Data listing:
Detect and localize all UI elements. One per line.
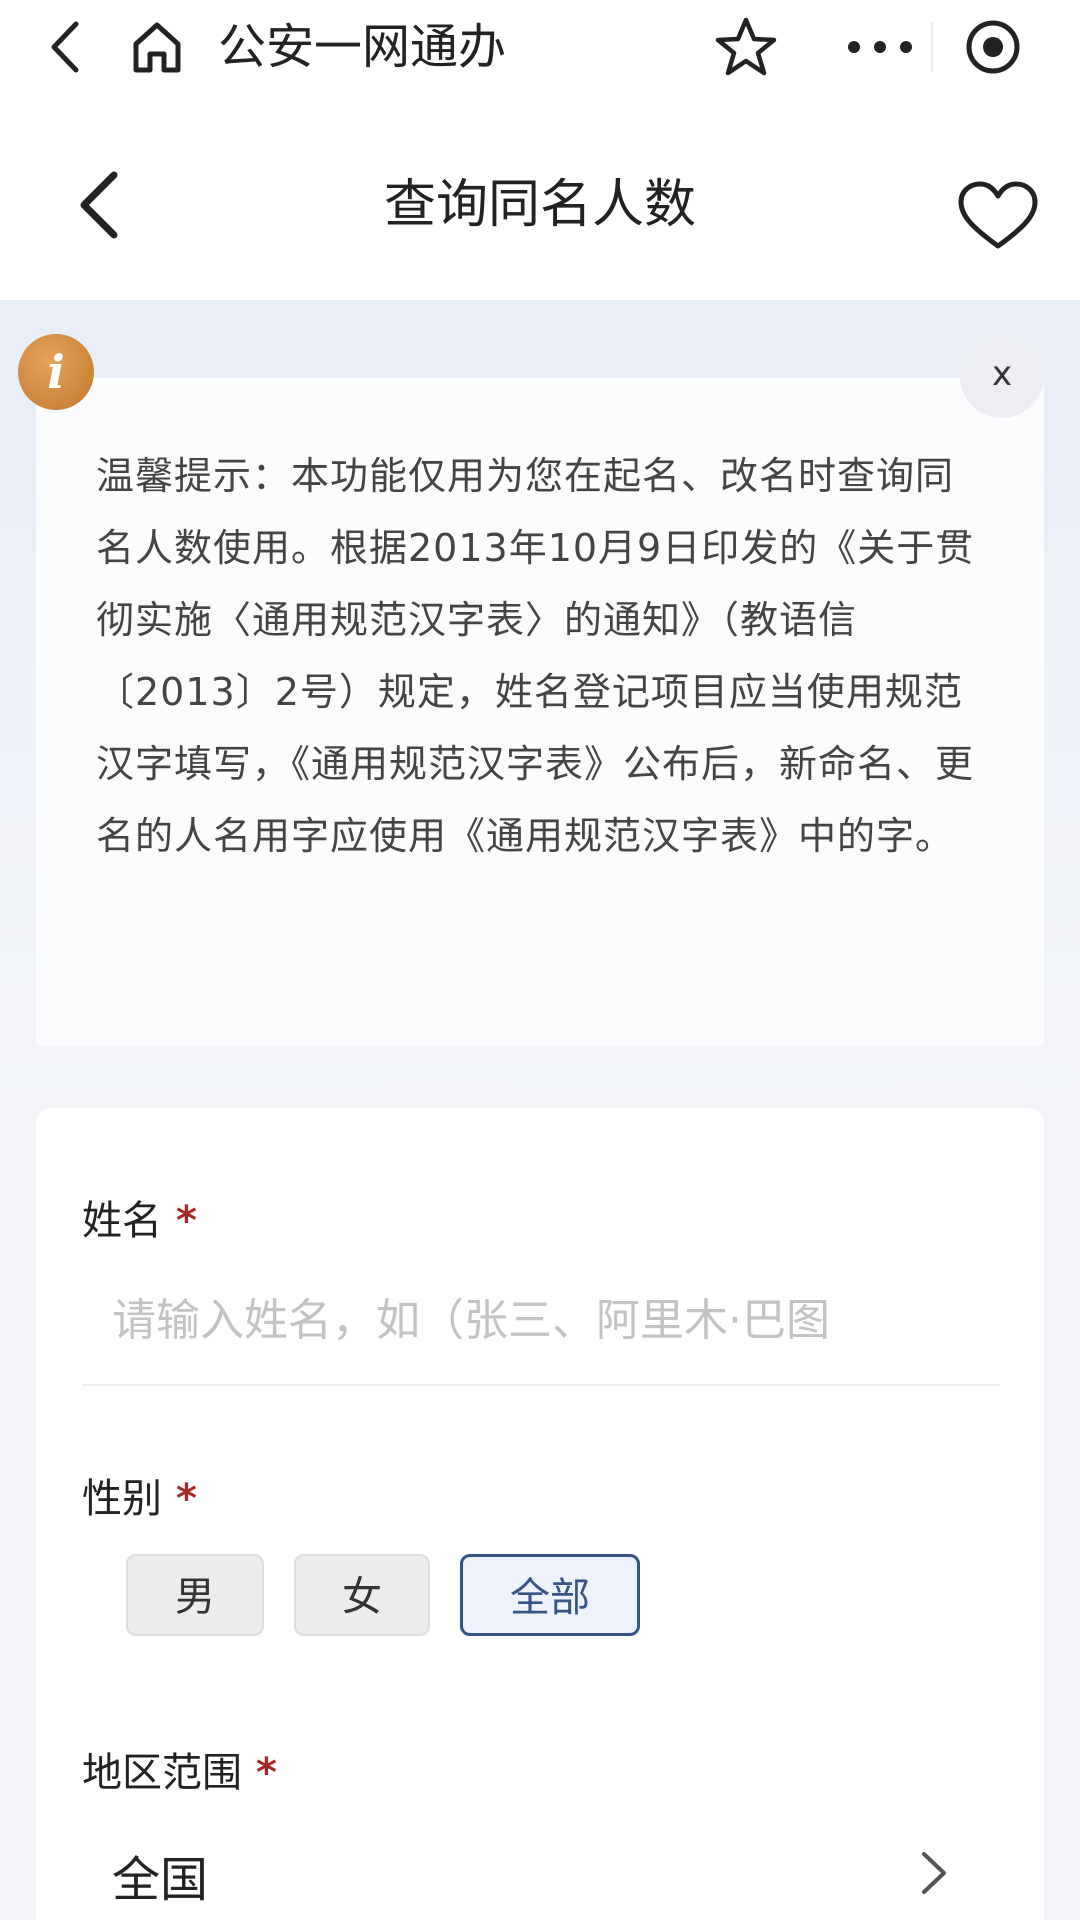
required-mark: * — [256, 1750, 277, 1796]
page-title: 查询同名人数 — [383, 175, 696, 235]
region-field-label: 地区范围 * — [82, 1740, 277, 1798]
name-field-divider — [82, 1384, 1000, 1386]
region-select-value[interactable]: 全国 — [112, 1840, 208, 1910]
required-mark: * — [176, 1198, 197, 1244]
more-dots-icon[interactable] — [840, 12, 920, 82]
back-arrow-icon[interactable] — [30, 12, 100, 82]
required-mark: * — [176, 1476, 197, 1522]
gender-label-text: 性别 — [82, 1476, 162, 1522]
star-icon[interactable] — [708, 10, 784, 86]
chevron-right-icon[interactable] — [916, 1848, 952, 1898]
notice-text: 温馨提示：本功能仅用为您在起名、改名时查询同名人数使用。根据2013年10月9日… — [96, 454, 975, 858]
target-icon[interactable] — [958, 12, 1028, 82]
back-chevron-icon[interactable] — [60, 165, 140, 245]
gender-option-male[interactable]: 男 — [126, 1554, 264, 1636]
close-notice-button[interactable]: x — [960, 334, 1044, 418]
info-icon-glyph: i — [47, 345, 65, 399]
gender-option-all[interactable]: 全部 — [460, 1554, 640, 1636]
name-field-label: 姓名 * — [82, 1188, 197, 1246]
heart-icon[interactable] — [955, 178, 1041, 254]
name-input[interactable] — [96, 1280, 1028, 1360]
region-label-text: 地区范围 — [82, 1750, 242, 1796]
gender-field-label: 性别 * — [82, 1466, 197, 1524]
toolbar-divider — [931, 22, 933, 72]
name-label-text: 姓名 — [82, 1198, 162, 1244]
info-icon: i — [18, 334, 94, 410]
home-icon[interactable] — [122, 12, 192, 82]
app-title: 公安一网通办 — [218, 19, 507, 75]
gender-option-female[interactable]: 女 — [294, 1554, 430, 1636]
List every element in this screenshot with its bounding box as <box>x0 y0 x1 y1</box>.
* * *
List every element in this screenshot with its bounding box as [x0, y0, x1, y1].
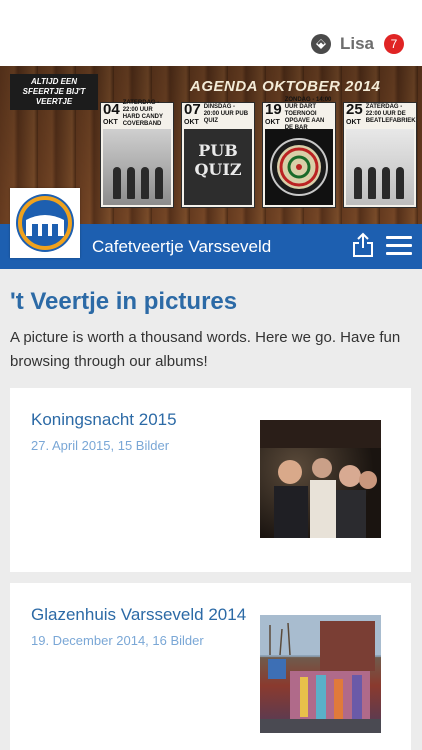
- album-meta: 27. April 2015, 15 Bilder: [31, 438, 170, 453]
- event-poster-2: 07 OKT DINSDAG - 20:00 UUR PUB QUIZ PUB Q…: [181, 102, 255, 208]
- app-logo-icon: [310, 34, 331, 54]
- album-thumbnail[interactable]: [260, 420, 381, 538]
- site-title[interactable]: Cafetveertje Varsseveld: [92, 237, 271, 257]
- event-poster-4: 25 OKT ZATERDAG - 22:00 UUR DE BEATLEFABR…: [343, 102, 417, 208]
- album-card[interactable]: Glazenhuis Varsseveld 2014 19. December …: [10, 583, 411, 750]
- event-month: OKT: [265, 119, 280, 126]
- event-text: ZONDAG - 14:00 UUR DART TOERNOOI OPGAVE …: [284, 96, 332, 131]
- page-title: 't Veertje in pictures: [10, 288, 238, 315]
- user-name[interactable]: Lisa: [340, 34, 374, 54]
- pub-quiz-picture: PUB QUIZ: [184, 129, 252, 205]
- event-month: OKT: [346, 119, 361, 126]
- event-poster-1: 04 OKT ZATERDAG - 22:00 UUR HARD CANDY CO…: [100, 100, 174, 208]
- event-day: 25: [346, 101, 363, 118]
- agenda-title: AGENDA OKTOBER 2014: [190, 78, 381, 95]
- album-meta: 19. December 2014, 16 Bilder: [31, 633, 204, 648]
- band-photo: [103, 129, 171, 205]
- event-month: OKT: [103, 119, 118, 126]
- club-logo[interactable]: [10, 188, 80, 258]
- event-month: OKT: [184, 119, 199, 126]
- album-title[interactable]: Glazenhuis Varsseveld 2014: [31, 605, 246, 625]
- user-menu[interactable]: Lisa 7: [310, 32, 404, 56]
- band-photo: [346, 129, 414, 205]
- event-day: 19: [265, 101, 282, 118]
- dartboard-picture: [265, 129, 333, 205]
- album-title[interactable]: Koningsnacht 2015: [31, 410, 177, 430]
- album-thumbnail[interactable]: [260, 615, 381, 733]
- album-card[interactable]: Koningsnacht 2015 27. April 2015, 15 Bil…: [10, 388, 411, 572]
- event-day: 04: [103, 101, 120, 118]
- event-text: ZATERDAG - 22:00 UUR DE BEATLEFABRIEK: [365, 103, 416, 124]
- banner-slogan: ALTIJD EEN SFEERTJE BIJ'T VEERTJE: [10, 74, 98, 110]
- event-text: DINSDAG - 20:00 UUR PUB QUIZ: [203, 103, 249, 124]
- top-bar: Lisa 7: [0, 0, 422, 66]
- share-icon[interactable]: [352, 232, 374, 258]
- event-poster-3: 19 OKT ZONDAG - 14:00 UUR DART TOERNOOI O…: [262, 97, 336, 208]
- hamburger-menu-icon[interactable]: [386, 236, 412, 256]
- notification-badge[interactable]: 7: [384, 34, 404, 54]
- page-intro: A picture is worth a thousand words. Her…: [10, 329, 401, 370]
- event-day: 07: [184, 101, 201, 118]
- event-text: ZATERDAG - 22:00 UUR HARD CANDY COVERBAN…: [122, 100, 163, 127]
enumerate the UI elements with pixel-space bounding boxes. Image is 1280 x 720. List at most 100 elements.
---
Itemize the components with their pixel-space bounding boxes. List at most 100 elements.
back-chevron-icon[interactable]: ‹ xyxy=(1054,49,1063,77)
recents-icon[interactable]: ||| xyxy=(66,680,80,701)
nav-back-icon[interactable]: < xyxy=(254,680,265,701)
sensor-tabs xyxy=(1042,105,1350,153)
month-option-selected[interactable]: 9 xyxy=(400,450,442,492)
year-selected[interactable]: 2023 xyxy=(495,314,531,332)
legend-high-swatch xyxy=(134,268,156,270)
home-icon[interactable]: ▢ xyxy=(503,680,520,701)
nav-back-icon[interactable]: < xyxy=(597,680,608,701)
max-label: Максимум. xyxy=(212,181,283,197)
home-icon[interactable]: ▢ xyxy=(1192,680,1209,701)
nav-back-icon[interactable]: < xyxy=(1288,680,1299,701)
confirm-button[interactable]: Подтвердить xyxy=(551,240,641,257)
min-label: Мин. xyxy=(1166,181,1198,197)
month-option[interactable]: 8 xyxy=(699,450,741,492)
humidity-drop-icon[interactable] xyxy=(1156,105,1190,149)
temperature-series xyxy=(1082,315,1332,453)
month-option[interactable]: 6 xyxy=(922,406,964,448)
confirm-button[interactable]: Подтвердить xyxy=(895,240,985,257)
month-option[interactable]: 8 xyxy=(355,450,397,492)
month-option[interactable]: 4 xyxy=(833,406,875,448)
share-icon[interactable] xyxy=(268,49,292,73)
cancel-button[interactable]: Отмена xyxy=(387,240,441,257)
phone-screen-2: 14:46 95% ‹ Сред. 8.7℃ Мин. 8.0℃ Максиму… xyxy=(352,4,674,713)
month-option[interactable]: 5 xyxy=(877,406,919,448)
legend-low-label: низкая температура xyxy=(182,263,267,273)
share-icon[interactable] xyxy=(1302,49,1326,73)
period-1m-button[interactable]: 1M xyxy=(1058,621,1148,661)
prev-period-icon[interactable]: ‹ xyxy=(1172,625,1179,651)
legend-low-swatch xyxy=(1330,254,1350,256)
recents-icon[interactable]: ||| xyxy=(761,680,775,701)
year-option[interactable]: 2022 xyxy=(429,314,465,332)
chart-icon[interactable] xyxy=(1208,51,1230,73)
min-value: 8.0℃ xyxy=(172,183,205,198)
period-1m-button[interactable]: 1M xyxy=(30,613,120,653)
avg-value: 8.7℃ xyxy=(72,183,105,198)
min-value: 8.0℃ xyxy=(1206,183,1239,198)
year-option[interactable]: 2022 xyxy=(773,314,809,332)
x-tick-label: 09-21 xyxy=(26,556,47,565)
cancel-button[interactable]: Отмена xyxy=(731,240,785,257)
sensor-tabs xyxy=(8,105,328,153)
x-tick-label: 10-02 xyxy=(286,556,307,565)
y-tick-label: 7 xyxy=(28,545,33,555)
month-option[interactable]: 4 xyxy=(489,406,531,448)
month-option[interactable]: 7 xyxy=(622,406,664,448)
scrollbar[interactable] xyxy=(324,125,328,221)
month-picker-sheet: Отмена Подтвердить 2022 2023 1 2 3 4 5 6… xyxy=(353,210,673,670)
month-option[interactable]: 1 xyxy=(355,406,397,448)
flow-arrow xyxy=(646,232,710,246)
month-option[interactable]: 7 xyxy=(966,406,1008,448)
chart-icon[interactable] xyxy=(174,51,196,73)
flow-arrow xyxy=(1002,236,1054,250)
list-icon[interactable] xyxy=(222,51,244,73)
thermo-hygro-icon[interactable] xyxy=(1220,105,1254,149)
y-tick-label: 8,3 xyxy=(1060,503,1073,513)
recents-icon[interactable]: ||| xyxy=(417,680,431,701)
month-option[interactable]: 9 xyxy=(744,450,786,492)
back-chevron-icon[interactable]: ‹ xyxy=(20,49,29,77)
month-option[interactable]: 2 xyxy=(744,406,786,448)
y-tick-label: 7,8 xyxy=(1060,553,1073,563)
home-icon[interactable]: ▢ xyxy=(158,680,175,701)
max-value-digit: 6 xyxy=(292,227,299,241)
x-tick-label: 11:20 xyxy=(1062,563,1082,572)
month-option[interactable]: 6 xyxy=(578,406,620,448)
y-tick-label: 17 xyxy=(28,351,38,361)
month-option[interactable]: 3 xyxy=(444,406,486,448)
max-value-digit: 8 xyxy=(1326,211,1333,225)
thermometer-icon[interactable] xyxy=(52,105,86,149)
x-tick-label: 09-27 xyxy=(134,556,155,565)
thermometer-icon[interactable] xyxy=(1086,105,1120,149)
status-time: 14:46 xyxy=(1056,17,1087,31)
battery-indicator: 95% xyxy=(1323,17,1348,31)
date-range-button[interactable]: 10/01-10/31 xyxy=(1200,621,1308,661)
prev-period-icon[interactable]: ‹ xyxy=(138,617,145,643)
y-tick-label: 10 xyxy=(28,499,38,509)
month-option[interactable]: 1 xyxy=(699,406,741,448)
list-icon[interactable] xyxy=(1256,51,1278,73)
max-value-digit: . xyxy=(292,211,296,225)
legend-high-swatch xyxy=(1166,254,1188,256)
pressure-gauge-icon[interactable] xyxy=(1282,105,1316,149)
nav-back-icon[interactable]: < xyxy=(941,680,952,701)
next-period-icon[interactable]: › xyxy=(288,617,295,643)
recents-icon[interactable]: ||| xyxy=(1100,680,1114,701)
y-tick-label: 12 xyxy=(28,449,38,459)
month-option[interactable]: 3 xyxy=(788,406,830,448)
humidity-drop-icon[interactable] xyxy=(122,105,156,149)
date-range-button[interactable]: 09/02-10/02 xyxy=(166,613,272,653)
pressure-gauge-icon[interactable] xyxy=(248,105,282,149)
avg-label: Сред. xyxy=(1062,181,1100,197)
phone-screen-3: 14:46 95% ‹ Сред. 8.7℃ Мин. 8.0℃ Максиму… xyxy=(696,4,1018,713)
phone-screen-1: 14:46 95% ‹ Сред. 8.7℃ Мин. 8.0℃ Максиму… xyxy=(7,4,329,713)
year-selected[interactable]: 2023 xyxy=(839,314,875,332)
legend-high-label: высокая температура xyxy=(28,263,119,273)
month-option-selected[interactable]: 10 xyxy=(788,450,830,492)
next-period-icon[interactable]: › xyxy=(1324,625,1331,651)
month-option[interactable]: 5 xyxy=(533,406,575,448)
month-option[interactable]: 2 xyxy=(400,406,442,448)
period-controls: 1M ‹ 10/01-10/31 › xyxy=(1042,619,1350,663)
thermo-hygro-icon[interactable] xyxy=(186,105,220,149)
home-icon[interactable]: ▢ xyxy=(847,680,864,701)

WRITTEN REQUEST: Print the lines of the records above without any change, beginning with the line that contains "required-mark: * — [256, 1750, 277, 1796]" and continuing through the line that contains "star-icon[interactable] — [708, 10, 784, 86]", both included.

SOLUTION TO THE EXERCISE:
required-mark: * — [256, 1750, 277, 1796]
page-title: 查询同名人数 — [383, 175, 696, 235]
region-field-label: 地区范围 * — [82, 1740, 277, 1798]
name-field-divider — [82, 1384, 1000, 1386]
region-select-value[interactable]: 全国 — [112, 1840, 208, 1910]
required-mark: * — [176, 1198, 197, 1244]
more-dots-icon[interactable] — [840, 12, 920, 82]
back-arrow-icon[interactable] — [30, 12, 100, 82]
required-mark: * — [176, 1476, 197, 1522]
gender-label-text: 性别 — [82, 1476, 162, 1522]
star-icon[interactable] — [708, 10, 784, 86]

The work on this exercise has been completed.